Part of a data file
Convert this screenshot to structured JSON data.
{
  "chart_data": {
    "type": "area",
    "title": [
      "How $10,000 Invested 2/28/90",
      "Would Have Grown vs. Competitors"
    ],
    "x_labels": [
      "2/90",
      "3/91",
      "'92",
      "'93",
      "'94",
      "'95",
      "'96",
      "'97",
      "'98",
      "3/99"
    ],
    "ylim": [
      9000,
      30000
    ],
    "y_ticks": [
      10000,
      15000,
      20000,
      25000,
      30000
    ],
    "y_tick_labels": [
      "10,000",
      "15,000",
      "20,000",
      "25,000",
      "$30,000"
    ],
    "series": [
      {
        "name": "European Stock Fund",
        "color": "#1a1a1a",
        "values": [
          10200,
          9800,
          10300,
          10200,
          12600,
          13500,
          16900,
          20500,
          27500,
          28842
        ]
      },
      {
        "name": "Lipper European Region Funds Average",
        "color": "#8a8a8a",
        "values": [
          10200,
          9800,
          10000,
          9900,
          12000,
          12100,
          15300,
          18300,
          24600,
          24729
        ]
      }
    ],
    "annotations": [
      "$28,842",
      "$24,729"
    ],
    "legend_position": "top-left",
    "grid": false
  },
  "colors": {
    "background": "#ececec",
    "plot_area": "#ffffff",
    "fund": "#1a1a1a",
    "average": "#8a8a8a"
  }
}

## Task:
Look through the entries and work out how many lines have the word "European" in them; reply with that number only.

## Answer to this exercise:
2